Check each line of the records below for the word "smoothed" and copy those where it appears.

☆ ☆ ☆

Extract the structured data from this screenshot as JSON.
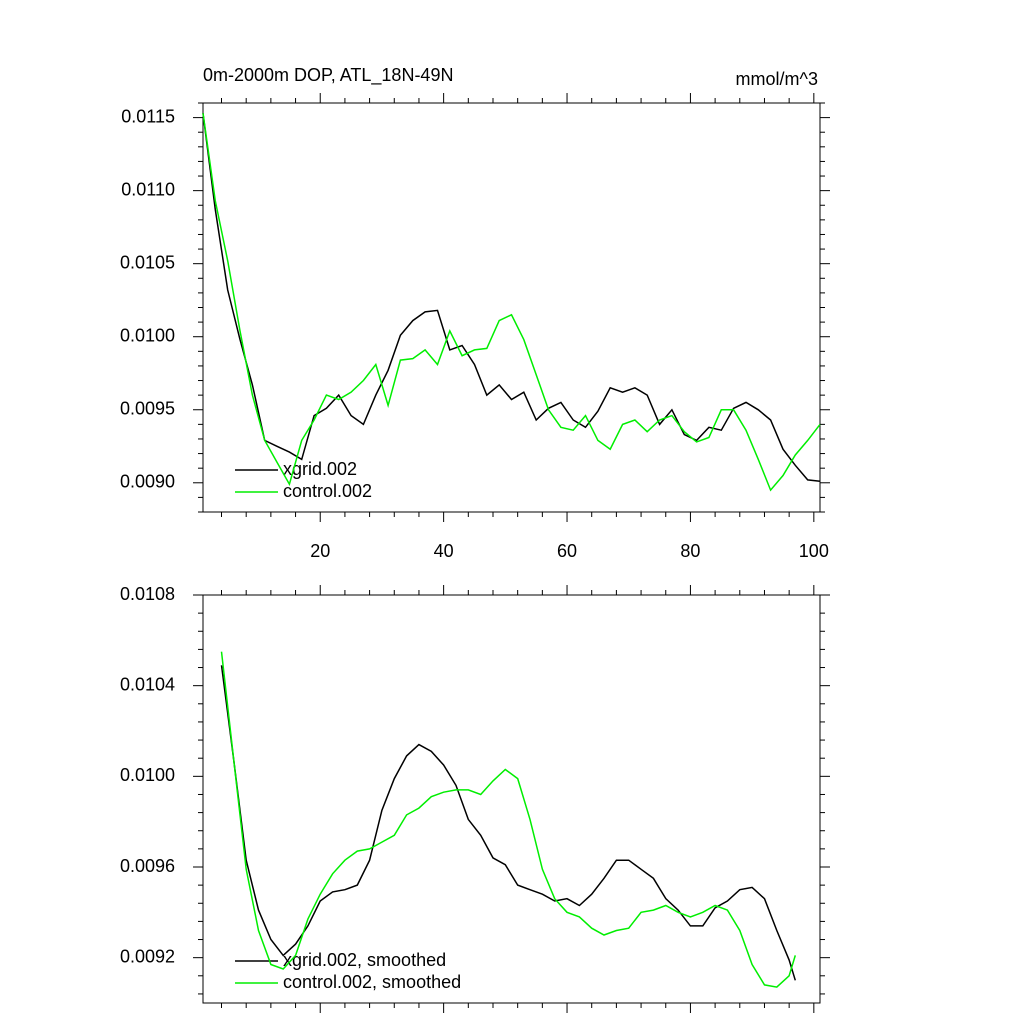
{
  "chart_data": [
    {
      "type": "line",
      "title": "0m-2000m DOP, ATL_18N-49N",
      "subtitle": "mmol/m^3",
      "x": [
        1,
        3,
        5,
        7,
        9,
        11,
        13,
        15,
        17,
        19,
        21,
        23,
        25,
        27,
        29,
        31,
        33,
        35,
        37,
        39,
        41,
        43,
        45,
        47,
        49,
        51,
        53,
        55,
        57,
        59,
        61,
        63,
        65,
        67,
        69,
        71,
        73,
        75,
        77,
        79,
        81,
        83,
        85,
        87,
        89,
        91,
        93,
        95,
        97,
        99,
        101
      ],
      "series": [
        {
          "name": "xgrid.002",
          "color": "#000000",
          "values": [
            0.01153,
            0.01087,
            0.01032,
            0.00998,
            0.00967,
            0.00929,
            0.00925,
            0.00921,
            0.00916,
            0.00946,
            0.00951,
            0.0096,
            0.00946,
            0.0094,
            0.0096,
            0.00977,
            0.01001,
            0.01011,
            0.01017,
            0.01018,
            0.00991,
            0.00994,
            0.00981,
            0.0096,
            0.00967,
            0.00957,
            0.00962,
            0.00943,
            0.00951,
            0.00955,
            0.00943,
            0.00938,
            0.00949,
            0.00965,
            0.00962,
            0.00965,
            0.0096,
            0.0094,
            0.0095,
            0.00933,
            0.00929,
            0.00938,
            0.00936,
            0.00951,
            0.00955,
            0.0095,
            0.00943,
            0.00923,
            0.00912,
            0.00902,
            0.00901
          ]
        },
        {
          "name": "control.002",
          "color": "#00ee00",
          "values": [
            0.01153,
            0.01093,
            0.01052,
            0.01004,
            0.0096,
            0.00929,
            0.00914,
            0.00899,
            0.00929,
            0.00943,
            0.0096,
            0.00957,
            0.00962,
            0.0097,
            0.00981,
            0.00953,
            0.00984,
            0.00985,
            0.00991,
            0.00981,
            0.01004,
            0.00987,
            0.00991,
            0.00992,
            0.01011,
            0.01015,
            0.00998,
            0.00974,
            0.0095,
            0.00938,
            0.00936,
            0.00946,
            0.00929,
            0.00923,
            0.0094,
            0.00943,
            0.00935,
            0.00943,
            0.00946,
            0.00935,
            0.00928,
            0.00931,
            0.0095,
            0.0095,
            0.00936,
            0.00916,
            0.00895,
            0.00905,
            0.00919,
            0.00929,
            0.0094
          ]
        }
      ],
      "xlim": [
        1,
        101
      ],
      "xticks": [
        20,
        40,
        60,
        80,
        100
      ],
      "xtick_labels": true,
      "ylim": [
        0.0088,
        0.0116
      ],
      "yticks": [
        0.009,
        0.0095,
        {
          "value": 0.01,
          "label": "0.0100"
        },
        0.0105,
        {
          "value": 0.011,
          "label": "0.0110"
        },
        0.0115
      ],
      "yticks_fixed": [
        {
          "value": 0.009,
          "label": "0.0090"
        }
      ],
      "legend": "lower left"
    },
    {
      "type": "line",
      "x": [
        4,
        6,
        8,
        10,
        12,
        14,
        16,
        18,
        20,
        22,
        24,
        26,
        28,
        30,
        32,
        34,
        36,
        38,
        40,
        42,
        44,
        46,
        48,
        50,
        52,
        54,
        56,
        58,
        60,
        62,
        64,
        66,
        68,
        70,
        72,
        74,
        76,
        78,
        80,
        82,
        84,
        86,
        88,
        90,
        92,
        94,
        96,
        97
      ],
      "series": [
        {
          "name": "xgrid.002, smoothed",
          "color": "#000000",
          "values": [
            0.01049,
            0.01007,
            0.00963,
            0.00941,
            0.00928,
            0.00921,
            0.00926,
            0.00934,
            0.00945,
            0.00949,
            0.0095,
            0.00952,
            0.00963,
            0.00985,
            0.00999,
            0.01009,
            0.01014,
            0.01011,
            0.01005,
            0.00996,
            0.00981,
            0.00974,
            0.00964,
            0.00961,
            0.00952,
            0.0095,
            0.00948,
            0.00945,
            0.00946,
            0.00943,
            0.00948,
            0.00955,
            0.00963,
            0.00963,
            0.00959,
            0.00955,
            0.00946,
            0.00941,
            0.00934,
            0.00934,
            0.00942,
            0.00945,
            0.0095,
            0.00951,
            0.00946,
            0.00932,
            0.00919,
            0.0091
          ]
        },
        {
          "name": "control.002, smoothed",
          "color": "#00ee00",
          "values": [
            0.01055,
            0.01007,
            0.00959,
            0.00932,
            0.00917,
            0.00915,
            0.00921,
            0.00937,
            0.00948,
            0.00957,
            0.00963,
            0.00967,
            0.00968,
            0.00971,
            0.00974,
            0.00983,
            0.00986,
            0.00991,
            0.00993,
            0.00994,
            0.00994,
            0.00992,
            0.00998,
            0.01003,
            0.00999,
            0.00981,
            0.00959,
            0.00946,
            0.0094,
            0.00938,
            0.00933,
            0.0093,
            0.00932,
            0.00933,
            0.0094,
            0.00941,
            0.00943,
            0.0094,
            0.00938,
            0.0094,
            0.00943,
            0.00941,
            0.00932,
            0.00917,
            0.00908,
            0.00907,
            0.00912,
            0.00921
          ]
        }
      ],
      "xlim": [
        1,
        101
      ],
      "xticks": [
        20,
        40,
        60,
        80,
        100
      ],
      "xtick_labels": false,
      "ylim": [
        0.009,
        0.0108
      ],
      "yticks": [
        0.0092,
        0.0096,
        {
          "value": 0.01,
          "label": "0.0100"
        },
        0.0104,
        0.0108
      ],
      "legend": "lower left"
    }
  ]
}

☆ ☆ ☆

• [Answer to this task]:
          "name": "xgrid.002, smoothed",
          "name": "control.002, smoothed",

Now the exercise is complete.